Problem details -> What number of lines in the material contain the word "values"? Give that number alone.

Record list ->

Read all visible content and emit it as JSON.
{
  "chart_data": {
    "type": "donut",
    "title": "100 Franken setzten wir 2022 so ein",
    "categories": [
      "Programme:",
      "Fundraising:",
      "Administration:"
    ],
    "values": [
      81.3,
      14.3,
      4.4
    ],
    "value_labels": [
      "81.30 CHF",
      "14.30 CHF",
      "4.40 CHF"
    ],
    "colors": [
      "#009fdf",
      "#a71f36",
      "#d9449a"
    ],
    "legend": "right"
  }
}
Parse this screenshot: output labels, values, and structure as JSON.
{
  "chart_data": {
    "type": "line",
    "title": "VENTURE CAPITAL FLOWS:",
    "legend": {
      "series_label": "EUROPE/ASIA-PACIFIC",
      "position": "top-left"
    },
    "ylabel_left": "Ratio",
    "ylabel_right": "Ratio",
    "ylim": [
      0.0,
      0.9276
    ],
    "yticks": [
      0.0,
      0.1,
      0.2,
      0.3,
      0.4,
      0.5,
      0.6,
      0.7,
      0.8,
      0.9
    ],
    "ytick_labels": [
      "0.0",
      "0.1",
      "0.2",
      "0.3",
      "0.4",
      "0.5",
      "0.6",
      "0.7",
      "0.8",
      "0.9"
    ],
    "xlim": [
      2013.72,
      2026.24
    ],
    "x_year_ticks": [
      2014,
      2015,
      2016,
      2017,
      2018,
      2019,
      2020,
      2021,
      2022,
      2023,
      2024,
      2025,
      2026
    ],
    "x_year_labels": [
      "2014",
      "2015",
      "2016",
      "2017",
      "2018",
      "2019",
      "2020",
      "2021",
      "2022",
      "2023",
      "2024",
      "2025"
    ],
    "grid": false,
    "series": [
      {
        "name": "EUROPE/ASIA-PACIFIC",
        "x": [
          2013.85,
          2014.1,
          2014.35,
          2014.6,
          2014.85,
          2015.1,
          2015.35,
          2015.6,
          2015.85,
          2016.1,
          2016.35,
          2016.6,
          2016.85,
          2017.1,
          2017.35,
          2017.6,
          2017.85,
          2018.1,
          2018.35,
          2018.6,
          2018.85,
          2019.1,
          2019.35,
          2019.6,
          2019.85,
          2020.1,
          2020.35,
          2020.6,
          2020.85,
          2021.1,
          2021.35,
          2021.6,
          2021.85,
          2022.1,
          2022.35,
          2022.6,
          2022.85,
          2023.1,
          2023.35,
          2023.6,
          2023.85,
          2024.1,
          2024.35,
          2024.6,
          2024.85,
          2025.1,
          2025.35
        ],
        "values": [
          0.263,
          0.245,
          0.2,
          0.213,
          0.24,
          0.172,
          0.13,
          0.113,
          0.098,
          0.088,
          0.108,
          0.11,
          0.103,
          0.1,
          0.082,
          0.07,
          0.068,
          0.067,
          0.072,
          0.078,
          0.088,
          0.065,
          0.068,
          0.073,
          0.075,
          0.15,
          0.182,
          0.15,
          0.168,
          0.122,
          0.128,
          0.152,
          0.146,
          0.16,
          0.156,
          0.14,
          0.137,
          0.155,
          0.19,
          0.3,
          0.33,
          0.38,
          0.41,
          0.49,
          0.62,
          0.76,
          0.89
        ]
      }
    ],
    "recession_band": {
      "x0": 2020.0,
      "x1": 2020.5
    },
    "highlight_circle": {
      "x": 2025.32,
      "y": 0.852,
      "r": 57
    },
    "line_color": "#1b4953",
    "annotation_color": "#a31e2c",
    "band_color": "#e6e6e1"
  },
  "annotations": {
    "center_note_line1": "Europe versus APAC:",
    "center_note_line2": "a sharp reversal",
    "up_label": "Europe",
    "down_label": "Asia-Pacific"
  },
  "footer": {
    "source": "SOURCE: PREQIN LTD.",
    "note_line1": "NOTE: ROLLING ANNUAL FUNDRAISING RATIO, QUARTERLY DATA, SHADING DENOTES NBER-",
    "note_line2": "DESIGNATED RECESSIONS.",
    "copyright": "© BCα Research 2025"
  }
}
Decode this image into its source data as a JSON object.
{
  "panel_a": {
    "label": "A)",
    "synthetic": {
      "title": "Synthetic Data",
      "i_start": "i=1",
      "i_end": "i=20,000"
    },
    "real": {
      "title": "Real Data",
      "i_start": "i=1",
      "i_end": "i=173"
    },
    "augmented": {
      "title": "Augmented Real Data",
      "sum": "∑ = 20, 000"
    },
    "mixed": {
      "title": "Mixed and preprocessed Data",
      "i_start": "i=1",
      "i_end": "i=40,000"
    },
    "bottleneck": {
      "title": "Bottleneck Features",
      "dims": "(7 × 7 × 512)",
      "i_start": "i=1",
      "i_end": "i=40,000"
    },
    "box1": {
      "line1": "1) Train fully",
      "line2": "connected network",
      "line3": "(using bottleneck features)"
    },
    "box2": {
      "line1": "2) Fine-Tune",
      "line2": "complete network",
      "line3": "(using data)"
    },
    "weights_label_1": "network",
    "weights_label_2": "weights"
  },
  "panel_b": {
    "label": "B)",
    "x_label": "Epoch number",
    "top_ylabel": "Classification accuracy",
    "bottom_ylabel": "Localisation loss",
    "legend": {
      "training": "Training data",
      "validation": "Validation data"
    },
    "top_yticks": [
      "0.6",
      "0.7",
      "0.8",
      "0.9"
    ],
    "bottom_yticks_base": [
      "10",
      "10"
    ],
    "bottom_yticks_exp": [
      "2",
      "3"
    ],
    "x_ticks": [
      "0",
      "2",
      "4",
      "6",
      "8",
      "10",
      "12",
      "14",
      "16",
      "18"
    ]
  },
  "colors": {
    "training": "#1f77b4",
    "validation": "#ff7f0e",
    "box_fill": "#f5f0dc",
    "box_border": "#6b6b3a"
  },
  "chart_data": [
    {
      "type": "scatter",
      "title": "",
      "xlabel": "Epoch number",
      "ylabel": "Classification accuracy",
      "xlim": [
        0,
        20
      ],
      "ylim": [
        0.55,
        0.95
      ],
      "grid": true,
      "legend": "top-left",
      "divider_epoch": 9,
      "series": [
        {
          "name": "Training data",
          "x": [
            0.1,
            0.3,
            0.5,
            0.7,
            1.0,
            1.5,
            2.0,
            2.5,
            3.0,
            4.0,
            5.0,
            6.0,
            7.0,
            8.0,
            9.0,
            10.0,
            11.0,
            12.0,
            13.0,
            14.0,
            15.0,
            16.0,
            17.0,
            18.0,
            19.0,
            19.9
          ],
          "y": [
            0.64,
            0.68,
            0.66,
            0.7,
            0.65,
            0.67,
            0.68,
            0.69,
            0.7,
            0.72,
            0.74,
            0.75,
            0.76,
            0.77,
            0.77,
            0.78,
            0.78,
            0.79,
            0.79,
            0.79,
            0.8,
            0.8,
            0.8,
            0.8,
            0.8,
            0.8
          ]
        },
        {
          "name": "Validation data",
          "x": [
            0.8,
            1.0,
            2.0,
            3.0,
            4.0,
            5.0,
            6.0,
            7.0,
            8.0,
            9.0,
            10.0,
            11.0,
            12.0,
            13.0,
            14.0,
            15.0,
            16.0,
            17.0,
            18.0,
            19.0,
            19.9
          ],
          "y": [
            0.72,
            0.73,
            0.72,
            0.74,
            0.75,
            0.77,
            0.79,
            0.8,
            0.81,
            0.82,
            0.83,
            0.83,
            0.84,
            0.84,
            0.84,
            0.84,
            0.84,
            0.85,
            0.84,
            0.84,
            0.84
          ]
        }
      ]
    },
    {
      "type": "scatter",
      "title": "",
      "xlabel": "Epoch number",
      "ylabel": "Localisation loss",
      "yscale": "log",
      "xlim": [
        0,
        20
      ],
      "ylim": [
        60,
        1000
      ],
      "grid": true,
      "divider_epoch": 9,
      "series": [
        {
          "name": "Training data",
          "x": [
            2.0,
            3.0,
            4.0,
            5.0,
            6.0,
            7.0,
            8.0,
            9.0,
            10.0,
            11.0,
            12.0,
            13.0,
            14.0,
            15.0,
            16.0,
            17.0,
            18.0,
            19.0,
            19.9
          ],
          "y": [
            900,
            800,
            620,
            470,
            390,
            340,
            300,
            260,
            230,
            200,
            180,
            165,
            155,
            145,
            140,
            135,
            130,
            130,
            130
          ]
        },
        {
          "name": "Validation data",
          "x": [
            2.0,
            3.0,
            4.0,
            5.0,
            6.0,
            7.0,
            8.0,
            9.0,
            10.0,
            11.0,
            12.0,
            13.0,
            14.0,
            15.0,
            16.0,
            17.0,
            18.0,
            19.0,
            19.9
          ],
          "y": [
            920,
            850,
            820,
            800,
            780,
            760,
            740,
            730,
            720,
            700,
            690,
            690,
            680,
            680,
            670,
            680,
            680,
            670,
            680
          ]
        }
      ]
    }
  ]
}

Result -> 3